Gegebene Einträge:

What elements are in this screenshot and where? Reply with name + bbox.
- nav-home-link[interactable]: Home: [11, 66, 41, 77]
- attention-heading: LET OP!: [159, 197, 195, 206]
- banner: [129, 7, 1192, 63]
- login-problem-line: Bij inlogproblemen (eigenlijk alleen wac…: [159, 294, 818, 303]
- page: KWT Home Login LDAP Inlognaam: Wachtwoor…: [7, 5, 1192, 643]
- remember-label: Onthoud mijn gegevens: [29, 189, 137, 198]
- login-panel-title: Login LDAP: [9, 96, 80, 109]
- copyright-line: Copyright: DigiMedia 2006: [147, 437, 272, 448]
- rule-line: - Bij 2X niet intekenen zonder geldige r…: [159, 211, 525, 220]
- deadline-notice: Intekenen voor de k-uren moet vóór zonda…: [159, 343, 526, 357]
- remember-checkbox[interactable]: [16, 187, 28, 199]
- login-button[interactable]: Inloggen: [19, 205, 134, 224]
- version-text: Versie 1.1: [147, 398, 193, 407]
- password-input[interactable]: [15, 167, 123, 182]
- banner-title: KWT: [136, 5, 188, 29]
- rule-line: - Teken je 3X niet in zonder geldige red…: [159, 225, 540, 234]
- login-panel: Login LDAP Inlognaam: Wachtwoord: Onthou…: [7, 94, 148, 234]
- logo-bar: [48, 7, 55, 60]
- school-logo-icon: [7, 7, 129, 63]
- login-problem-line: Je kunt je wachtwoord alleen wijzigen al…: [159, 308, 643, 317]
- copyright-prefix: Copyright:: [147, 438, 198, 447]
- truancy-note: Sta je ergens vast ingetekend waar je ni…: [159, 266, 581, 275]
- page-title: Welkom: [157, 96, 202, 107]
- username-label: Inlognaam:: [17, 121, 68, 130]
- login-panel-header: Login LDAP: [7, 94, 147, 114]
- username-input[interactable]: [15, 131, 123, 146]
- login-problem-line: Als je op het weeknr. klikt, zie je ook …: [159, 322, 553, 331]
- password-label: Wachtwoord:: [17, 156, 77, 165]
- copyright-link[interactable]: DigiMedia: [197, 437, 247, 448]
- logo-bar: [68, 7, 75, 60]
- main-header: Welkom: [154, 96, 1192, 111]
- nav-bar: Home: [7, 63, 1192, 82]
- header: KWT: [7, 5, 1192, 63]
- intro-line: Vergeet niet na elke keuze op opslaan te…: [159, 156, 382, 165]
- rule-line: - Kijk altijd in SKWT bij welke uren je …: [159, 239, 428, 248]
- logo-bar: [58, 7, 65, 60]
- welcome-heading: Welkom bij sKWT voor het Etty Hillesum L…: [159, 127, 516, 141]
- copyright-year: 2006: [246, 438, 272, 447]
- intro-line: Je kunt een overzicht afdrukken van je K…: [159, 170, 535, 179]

Deine Aufgabe: Gib alle Einträge oben Zeile für Zeile unverändert wieder.

Lösung:
What elements are in this screenshot and where? Reply with name + bbox.
- nav-home-link[interactable]: Home: [11, 66, 41, 77]
- attention-heading: LET OP!: [159, 197, 195, 206]
- banner: [129, 7, 1192, 63]
- login-problem-line: Bij inlogproblemen (eigenlijk alleen wac…: [159, 294, 818, 303]
- page: KWT Home Login LDAP Inlognaam: Wachtwoor…: [7, 5, 1192, 643]
- remember-label: Onthoud mijn gegevens: [29, 189, 137, 198]
- login-panel-title: Login LDAP: [9, 96, 80, 109]
- copyright-line: Copyright: DigiMedia 2006: [147, 437, 272, 448]
- rule-line: - Bij 2X niet intekenen zonder geldige r…: [159, 211, 525, 220]
- deadline-notice: Intekenen voor de k-uren moet vóór zonda…: [159, 343, 526, 357]
- remember-checkbox[interactable]: [16, 187, 28, 199]
- login-button[interactable]: Inloggen: [19, 205, 134, 224]
- version-text: Versie 1.1: [147, 398, 193, 407]
- password-input[interactable]: [15, 167, 123, 182]
- banner-title: KWT: [136, 5, 188, 29]
- rule-line: - Teken je 3X niet in zonder geldige red…: [159, 225, 540, 234]
- login-panel: Login LDAP Inlognaam: Wachtwoord: Onthou…: [7, 94, 148, 234]
- logo-bar: [48, 7, 55, 60]
- school-logo-icon: [7, 7, 129, 63]
- login-problem-line: Je kunt je wachtwoord alleen wijzigen al…: [159, 308, 643, 317]
- copyright-prefix: Copyright:: [147, 438, 198, 447]
- truancy-note: Sta je ergens vast ingetekend waar je ni…: [159, 266, 581, 275]
- page-title: Welkom: [157, 96, 202, 107]
- username-label: Inlognaam:: [17, 121, 68, 130]
- login-panel-header: Login LDAP: [7, 94, 147, 114]
- username-input[interactable]: [15, 131, 123, 146]
- login-problem-line: Als je op het weeknr. klikt, zie je ook …: [159, 322, 553, 331]
- password-label: Wachtwoord:: [17, 156, 77, 165]
- copyright-link[interactable]: DigiMedia: [197, 437, 247, 448]
- logo-bar: [68, 7, 75, 60]
- main-header: Welkom: [154, 96, 1192, 111]
- nav-bar: Home: [7, 63, 1192, 82]
- header: KWT: [7, 5, 1192, 63]
- intro-line: Vergeet niet na elke keuze op opslaan te…: [159, 156, 382, 165]
- rule-line: - Kijk altijd in SKWT bij welke uren je …: [159, 239, 428, 248]
- logo-bar: [58, 7, 65, 60]
- welcome-heading: Welkom bij sKWT voor het Etty Hillesum L…: [159, 127, 516, 141]
- copyright-year: 2006: [246, 438, 272, 447]
- intro-line: Je kunt een overzicht afdrukken van je K…: [159, 170, 535, 179]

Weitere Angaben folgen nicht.